Dataset excerpts:
────────
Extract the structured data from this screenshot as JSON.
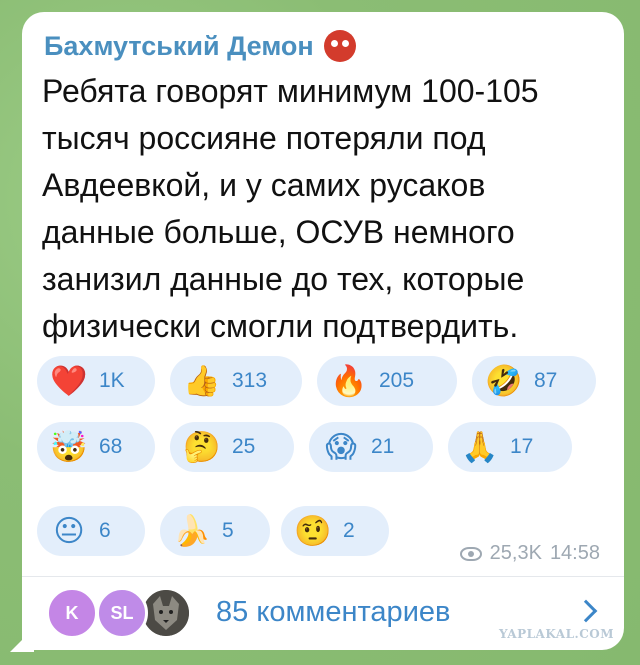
{
  "post": {
    "author": "Бахмутський Демон",
    "author_badge_icon": "devil-face-icon",
    "text_lines": [
      "Ребята говорят минимум 100-105",
      "тысяч россияне потеряли под",
      "Авдеевкой, и у самих русаков",
      "данные больше, ОСУВ немного",
      "занизил данные до тех, которые",
      "физически смогли подтвердить."
    ]
  },
  "reactions": [
    {
      "emoji": "❤️",
      "icon": "heart-icon",
      "count": "1K"
    },
    {
      "emoji": "👍",
      "icon": "thumbs-up-icon",
      "count": "313"
    },
    {
      "emoji": "🔥",
      "icon": "fire-icon",
      "count": "205"
    },
    {
      "emoji": "🤣",
      "icon": "rofl-icon",
      "count": "87"
    },
    {
      "emoji": "🤯",
      "icon": "exploding-head-icon",
      "count": "68"
    },
    {
      "emoji": "🤔",
      "icon": "thinking-face-icon",
      "count": "25"
    },
    {
      "emoji": "😱",
      "icon": "scream-face-icon",
      "count": "21"
    },
    {
      "emoji": "🙏",
      "icon": "pray-icon",
      "count": "17"
    },
    {
      "emoji": "😐",
      "icon": "neutral-face-icon",
      "count": "6"
    },
    {
      "emoji": "🍌",
      "icon": "banana-icon",
      "count": "5"
    },
    {
      "emoji": "🤨",
      "icon": "raised-eyebrow-icon",
      "count": "2"
    }
  ],
  "meta": {
    "views": "25,3K",
    "time": "14:58"
  },
  "comments": {
    "avatars": [
      "K",
      "SL",
      ""
    ],
    "label": "85 комментариев"
  },
  "watermark": "YAPLAKAL.COM",
  "colors": {
    "accent": "#3c86c8",
    "author": "#4a8fbf",
    "chip_bg": "#e3eefb",
    "background": "#8fc07a"
  }
}
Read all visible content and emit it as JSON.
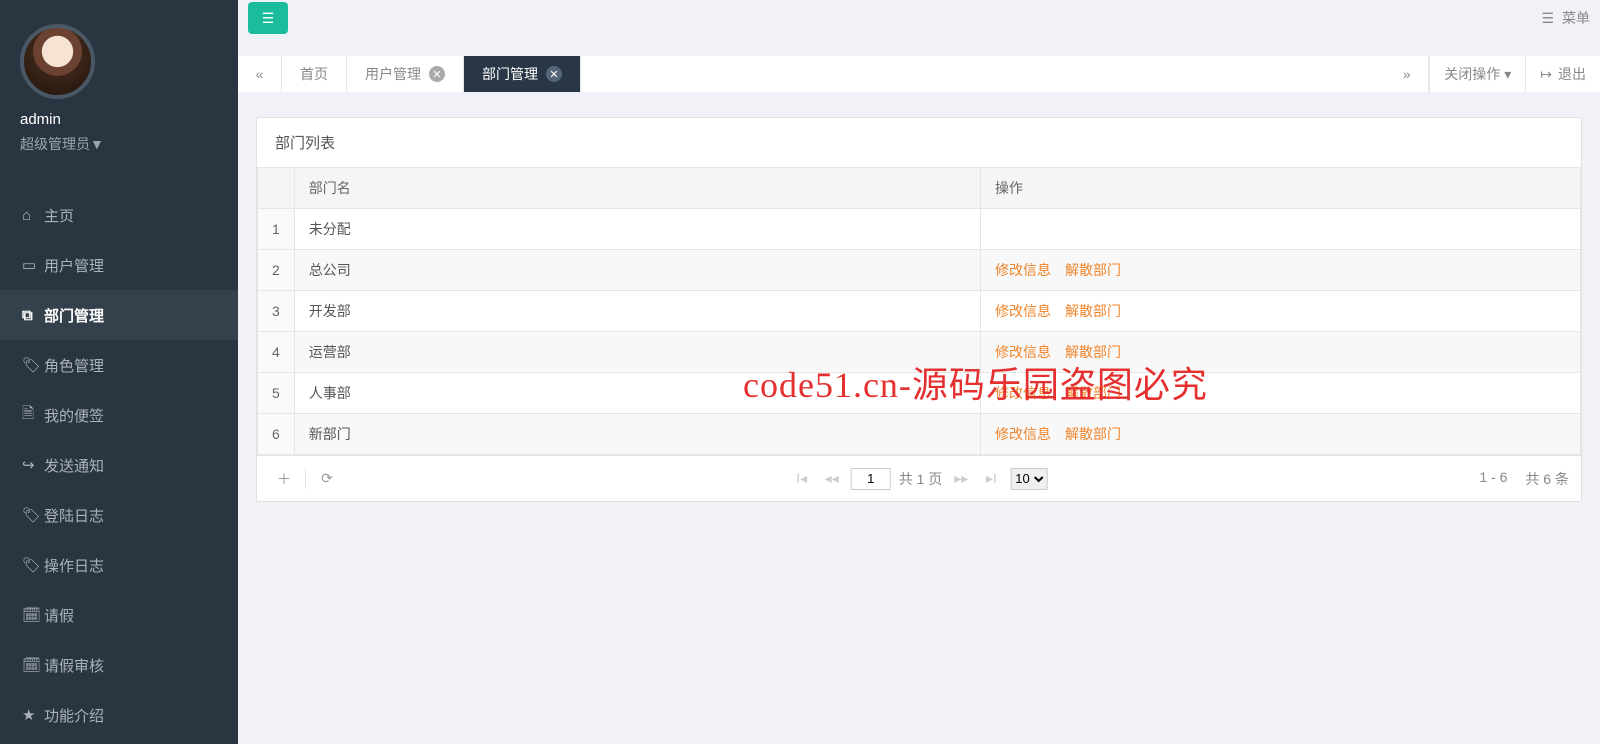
{
  "sidebar": {
    "username": "admin",
    "role": "超级管理员▼",
    "nav": [
      {
        "icon": "⌂",
        "label": "主页"
      },
      {
        "icon": "▭",
        "label": "用户管理"
      },
      {
        "icon": "⧉",
        "label": "部门管理",
        "active": true
      },
      {
        "icon": "🏷",
        "label": "角色管理"
      },
      {
        "icon": "🗎",
        "label": "我的便签"
      },
      {
        "icon": "↪",
        "label": "发送通知"
      },
      {
        "icon": "🏷",
        "label": "登陆日志"
      },
      {
        "icon": "🏷",
        "label": "操作日志"
      },
      {
        "icon": "🗓",
        "label": "请假"
      },
      {
        "icon": "🗓",
        "label": "请假审核"
      },
      {
        "icon": "★",
        "label": "功能介绍"
      }
    ]
  },
  "topright_menu": "菜单",
  "tabs": {
    "items": [
      {
        "label": "首页",
        "closable": false,
        "active": false
      },
      {
        "label": "用户管理",
        "closable": true,
        "active": false
      },
      {
        "label": "部门管理",
        "closable": true,
        "active": true
      }
    ],
    "close_op": "关闭操作",
    "exit": "退出"
  },
  "panel": {
    "title": "部门列表",
    "columns": {
      "name": "部门名",
      "ops": "操作"
    },
    "rows": [
      {
        "idx": "1",
        "name": "未分配",
        "ops": []
      },
      {
        "idx": "2",
        "name": "总公司",
        "ops": [
          "修改信息",
          "解散部门"
        ]
      },
      {
        "idx": "3",
        "name": "开发部",
        "ops": [
          "修改信息",
          "解散部门"
        ]
      },
      {
        "idx": "4",
        "name": "运营部",
        "ops": [
          "修改信息",
          "解散部门"
        ]
      },
      {
        "idx": "5",
        "name": "人事部",
        "ops": [
          "修改信息",
          "解散部门"
        ]
      },
      {
        "idx": "6",
        "name": "新部门",
        "ops": [
          "修改信息",
          "解散部门"
        ]
      }
    ]
  },
  "pager": {
    "page": "1",
    "total_pages": "共 1 页",
    "page_size": "10",
    "range": "1 - 6",
    "total": "共 6 条"
  },
  "watermark": "code51.cn-源码乐园盗图必究"
}
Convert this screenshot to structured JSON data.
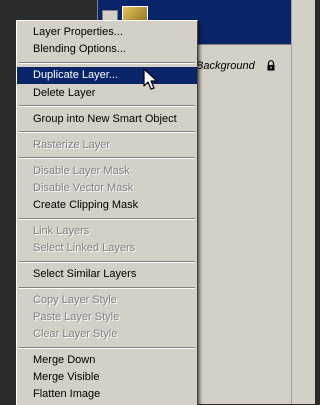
{
  "layers_panel": {
    "background_layer_label": "Background"
  },
  "menu": {
    "items": [
      {
        "label": "Layer Properties...",
        "enabled": true
      },
      {
        "label": "Blending Options...",
        "enabled": true
      },
      {
        "label": "Duplicate Layer...",
        "enabled": true,
        "highlighted": true
      },
      {
        "label": "Delete Layer",
        "enabled": true
      },
      {
        "label": "Group into New Smart Object",
        "enabled": true
      },
      {
        "label": "Rasterize Layer",
        "enabled": false
      },
      {
        "label": "Disable Layer Mask",
        "enabled": false
      },
      {
        "label": "Disable Vector Mask",
        "enabled": false
      },
      {
        "label": "Create Clipping Mask",
        "enabled": true
      },
      {
        "label": "Link Layers",
        "enabled": false
      },
      {
        "label": "Select Linked Layers",
        "enabled": false
      },
      {
        "label": "Select Similar Layers",
        "enabled": true
      },
      {
        "label": "Copy Layer Style",
        "enabled": false
      },
      {
        "label": "Paste Layer Style",
        "enabled": false
      },
      {
        "label": "Clear Layer Style",
        "enabled": false
      },
      {
        "label": "Merge Down",
        "enabled": true
      },
      {
        "label": "Merge Visible",
        "enabled": true
      },
      {
        "label": "Flatten Image",
        "enabled": true
      }
    ]
  },
  "colors": {
    "menu_bg": "#d4d0c8",
    "highlight": "#0a246a",
    "disabled_text": "#808080"
  }
}
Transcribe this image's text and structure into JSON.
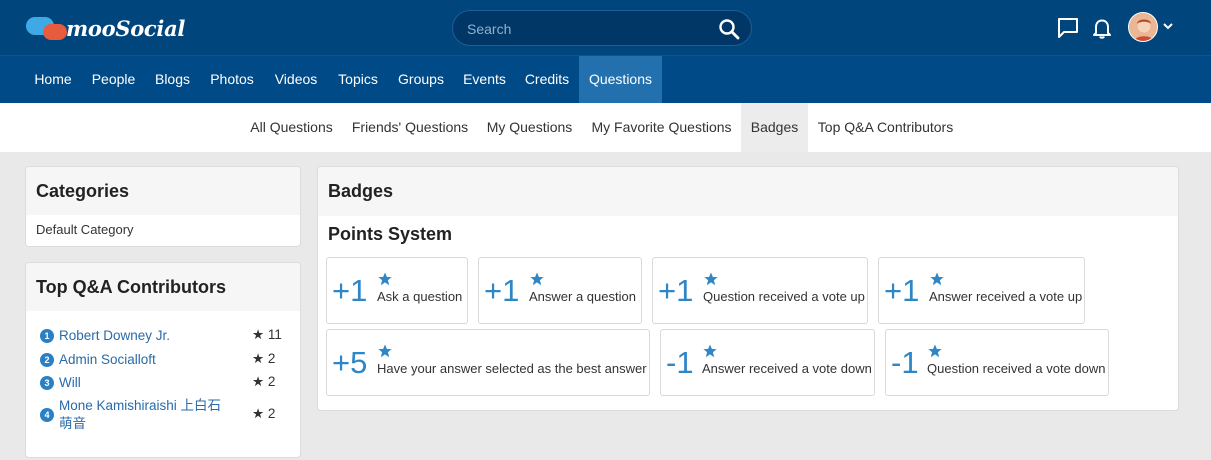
{
  "header": {
    "logo_text": "mooSocial",
    "search_placeholder": "Search"
  },
  "main_nav": [
    {
      "label": "Home"
    },
    {
      "label": "People"
    },
    {
      "label": "Blogs"
    },
    {
      "label": "Photos"
    },
    {
      "label": "Videos"
    },
    {
      "label": "Topics"
    },
    {
      "label": "Groups"
    },
    {
      "label": "Events"
    },
    {
      "label": "Credits"
    },
    {
      "label": "Questions",
      "active": true
    }
  ],
  "sub_nav": [
    {
      "label": "All Questions"
    },
    {
      "label": "Friends' Questions"
    },
    {
      "label": "My Questions"
    },
    {
      "label": "My Favorite Questions"
    },
    {
      "label": "Badges",
      "active": true
    },
    {
      "label": "Top Q&A Contributors"
    }
  ],
  "sidebar": {
    "categories": {
      "title": "Categories",
      "items": [
        "Default Category"
      ]
    },
    "contributors": {
      "title": "Top Q&A Contributors",
      "items": [
        {
          "rank": "1",
          "name": "Robert Downey Jr.",
          "points": "★ 11"
        },
        {
          "rank": "2",
          "name": "Admin Socialloft",
          "points": "★ 2"
        },
        {
          "rank": "3",
          "name": "Will",
          "points": "★ 2"
        },
        {
          "rank": "4",
          "name_line1": "Mone Kamishiraishi 上白石",
          "name_line2": "萌音",
          "points": "★ 2"
        }
      ]
    }
  },
  "badges": {
    "title": "Badges",
    "section_title": "Points System",
    "points": [
      {
        "value": "+1",
        "label": "Ask a question"
      },
      {
        "value": "+1",
        "label": "Answer a question"
      },
      {
        "value": "+1",
        "label": "Question received a vote up"
      },
      {
        "value": "+1",
        "label": "Answer received a vote up"
      },
      {
        "value": "+5",
        "label": "Have your answer selected as the best answer"
      },
      {
        "value": "-1",
        "label": "Answer received a vote down"
      },
      {
        "value": "-1",
        "label": "Question received a vote down"
      }
    ]
  },
  "colors": {
    "header_bg": "#00457c",
    "nav_bg": "#004a87",
    "nav_active": "#2270ad",
    "accent": "#2f86c7",
    "link": "#2a6aa8"
  },
  "icons": {
    "search": "search-icon",
    "messages": "chat-icon",
    "notifications": "bell-icon",
    "user_menu": "chevron-down-icon",
    "points": "star-icon"
  }
}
────────
What the exercise asks: Every line of the listing that holds "into" should be found and copied.

Task solution:
        "label": "Group into New Smart Object",
Transcribe this image's text and structure into JSON.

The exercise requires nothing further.